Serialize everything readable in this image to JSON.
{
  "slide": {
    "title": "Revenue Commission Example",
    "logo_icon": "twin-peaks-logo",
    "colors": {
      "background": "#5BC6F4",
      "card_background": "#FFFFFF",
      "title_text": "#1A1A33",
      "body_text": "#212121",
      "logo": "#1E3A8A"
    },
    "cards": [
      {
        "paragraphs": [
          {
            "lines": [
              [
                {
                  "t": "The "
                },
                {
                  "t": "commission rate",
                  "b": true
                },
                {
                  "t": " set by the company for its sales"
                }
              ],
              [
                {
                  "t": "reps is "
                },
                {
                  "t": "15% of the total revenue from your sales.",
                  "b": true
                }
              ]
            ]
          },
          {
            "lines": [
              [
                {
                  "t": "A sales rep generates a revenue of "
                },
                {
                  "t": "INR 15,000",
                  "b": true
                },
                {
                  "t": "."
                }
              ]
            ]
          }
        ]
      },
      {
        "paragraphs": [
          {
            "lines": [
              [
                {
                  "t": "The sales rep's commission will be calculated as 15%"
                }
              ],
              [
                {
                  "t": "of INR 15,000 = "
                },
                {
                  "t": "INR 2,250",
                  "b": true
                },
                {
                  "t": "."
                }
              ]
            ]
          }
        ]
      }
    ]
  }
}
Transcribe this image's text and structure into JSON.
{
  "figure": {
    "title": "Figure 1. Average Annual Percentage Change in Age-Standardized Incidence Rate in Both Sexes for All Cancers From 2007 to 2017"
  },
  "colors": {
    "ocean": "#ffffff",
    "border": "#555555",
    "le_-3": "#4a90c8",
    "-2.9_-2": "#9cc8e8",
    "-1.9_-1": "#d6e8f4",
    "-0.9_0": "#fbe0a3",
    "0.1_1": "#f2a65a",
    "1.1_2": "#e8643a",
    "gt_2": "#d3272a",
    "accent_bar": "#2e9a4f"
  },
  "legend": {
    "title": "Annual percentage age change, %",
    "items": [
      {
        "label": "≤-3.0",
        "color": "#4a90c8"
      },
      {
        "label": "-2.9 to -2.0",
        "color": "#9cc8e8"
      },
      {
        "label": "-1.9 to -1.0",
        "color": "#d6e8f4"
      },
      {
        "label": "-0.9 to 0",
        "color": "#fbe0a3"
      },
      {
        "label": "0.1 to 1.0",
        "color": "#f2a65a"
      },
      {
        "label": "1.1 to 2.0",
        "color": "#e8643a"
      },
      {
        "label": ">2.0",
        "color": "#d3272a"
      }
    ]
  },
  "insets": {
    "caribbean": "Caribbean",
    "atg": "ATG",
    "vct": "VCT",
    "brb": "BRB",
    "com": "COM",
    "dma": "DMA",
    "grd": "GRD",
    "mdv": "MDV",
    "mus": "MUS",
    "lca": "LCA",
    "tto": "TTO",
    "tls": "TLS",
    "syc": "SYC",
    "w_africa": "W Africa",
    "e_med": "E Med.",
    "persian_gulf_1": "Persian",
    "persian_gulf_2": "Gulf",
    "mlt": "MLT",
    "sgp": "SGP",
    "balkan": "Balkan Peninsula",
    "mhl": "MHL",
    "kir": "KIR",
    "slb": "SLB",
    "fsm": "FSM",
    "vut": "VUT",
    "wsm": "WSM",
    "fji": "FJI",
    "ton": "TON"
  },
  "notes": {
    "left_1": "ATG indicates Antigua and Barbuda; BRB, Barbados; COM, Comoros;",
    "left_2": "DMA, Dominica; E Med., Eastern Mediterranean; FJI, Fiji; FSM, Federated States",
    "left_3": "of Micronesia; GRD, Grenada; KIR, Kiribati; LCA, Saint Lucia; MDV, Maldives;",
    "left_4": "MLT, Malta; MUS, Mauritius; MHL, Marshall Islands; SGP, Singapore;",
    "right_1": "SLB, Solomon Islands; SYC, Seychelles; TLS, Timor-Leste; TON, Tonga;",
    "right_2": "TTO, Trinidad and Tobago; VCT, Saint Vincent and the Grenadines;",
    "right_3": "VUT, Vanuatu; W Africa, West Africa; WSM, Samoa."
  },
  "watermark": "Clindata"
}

◇ ◇ ◇

* _EXERCISE TASK_:
Every line above should be retyped exactly as given.

* _ANSWER TO THIS TASK_:
Serialize everything readable in this image to JSON.
{
  "slide": {
    "title": "Revenue Commission Example",
    "logo_icon": "twin-peaks-logo",
    "colors": {
      "background": "#5BC6F4",
      "card_background": "#FFFFFF",
      "title_text": "#1A1A33",
      "body_text": "#212121",
      "logo": "#1E3A8A"
    },
    "cards": [
      {
        "paragraphs": [
          {
            "lines": [
              [
                {
                  "t": "The "
                },
                {
                  "t": "commission rate",
                  "b": true
                },
                {
                  "t": " set by the company for its sales"
                }
              ],
              [
                {
                  "t": "reps is "
                },
                {
                  "t": "15% of the total revenue from your sales.",
                  "b": true
                }
              ]
            ]
          },
          {
            "lines": [
              [
                {
                  "t": "A sales rep generates a revenue of "
                },
                {
                  "t": "INR 15,000",
                  "b": true
                },
                {
                  "t": "."
                }
              ]
            ]
          }
        ]
      },
      {
        "paragraphs": [
          {
            "lines": [
              [
                {
                  "t": "The sales rep's commission will be calculated as 15%"
                }
              ],
              [
                {
                  "t": "of INR 15,000 = "
                },
                {
                  "t": "INR 2,250",
                  "b": true
                },
                {
                  "t": "."
                }
              ]
            ]
          }
        ]
      }
    ]
  }
}
Transcribe this image's text and structure into JSON.
{
  "figure": {
    "title": "Figure 1. Average Annual Percentage Change in Age-Standardized Incidence Rate in Both Sexes for All Cancers From 2007 to 2017"
  },
  "colors": {
    "ocean": "#ffffff",
    "border": "#555555",
    "le_-3": "#4a90c8",
    "-2.9_-2": "#9cc8e8",
    "-1.9_-1": "#d6e8f4",
    "-0.9_0": "#fbe0a3",
    "0.1_1": "#f2a65a",
    "1.1_2": "#e8643a",
    "gt_2": "#d3272a",
    "accent_bar": "#2e9a4f"
  },
  "legend": {
    "title": "Annual percentage age change, %",
    "items": [
      {
        "label": "≤-3.0",
        "color": "#4a90c8"
      },
      {
        "label": "-2.9 to -2.0",
        "color": "#9cc8e8"
      },
      {
        "label": "-1.9 to -1.0",
        "color": "#d6e8f4"
      },
      {
        "label": "-0.9 to 0",
        "color": "#fbe0a3"
      },
      {
        "label": "0.1 to 1.0",
        "color": "#f2a65a"
      },
      {
        "label": "1.1 to 2.0",
        "color": "#e8643a"
      },
      {
        "label": ">2.0",
        "color": "#d3272a"
      }
    ]
  },
  "insets": {
    "caribbean": "Caribbean",
    "atg": "ATG",
    "vct": "VCT",
    "brb": "BRB",
    "com": "COM",
    "dma": "DMA",
    "grd": "GRD",
    "mdv": "MDV",
    "mus": "MUS",
    "lca": "LCA",
    "tto": "TTO",
    "tls": "TLS",
    "syc": "SYC",
    "w_africa": "W Africa",
    "e_med": "E Med.",
    "persian_gulf_1": "Persian",
    "persian_gulf_2": "Gulf",
    "mlt": "MLT",
    "sgp": "SGP",
    "balkan": "Balkan Peninsula",
    "mhl": "MHL",
    "kir": "KIR",
    "slb": "SLB",
    "fsm": "FSM",
    "vut": "VUT",
    "wsm": "WSM",
    "fji": "FJI",
    "ton": "TON"
  },
  "notes": {
    "left_1": "ATG indicates Antigua and Barbuda; BRB, Barbados; COM, Comoros;",
    "left_2": "DMA, Dominica; E Med., Eastern Mediterranean; FJI, Fiji; FSM, Federated States",
    "left_3": "of Micronesia; GRD, Grenada; KIR, Kiribati; LCA, Saint Lucia; MDV, Maldives;",
    "left_4": "MLT, Malta; MUS, Mauritius; MHL, Marshall Islands; SGP, Singapore;",
    "right_1": "SLB, Solomon Islands; SYC, Seychelles; TLS, Timor-Leste; TON, Tonga;",
    "right_2": "TTO, Trinidad and Tobago; VCT, Saint Vincent and the Grenadines;",
    "right_3": "VUT, Vanuatu; W Africa, West Africa; WSM, Samoa."
  },
  "watermark": "Clindata"
}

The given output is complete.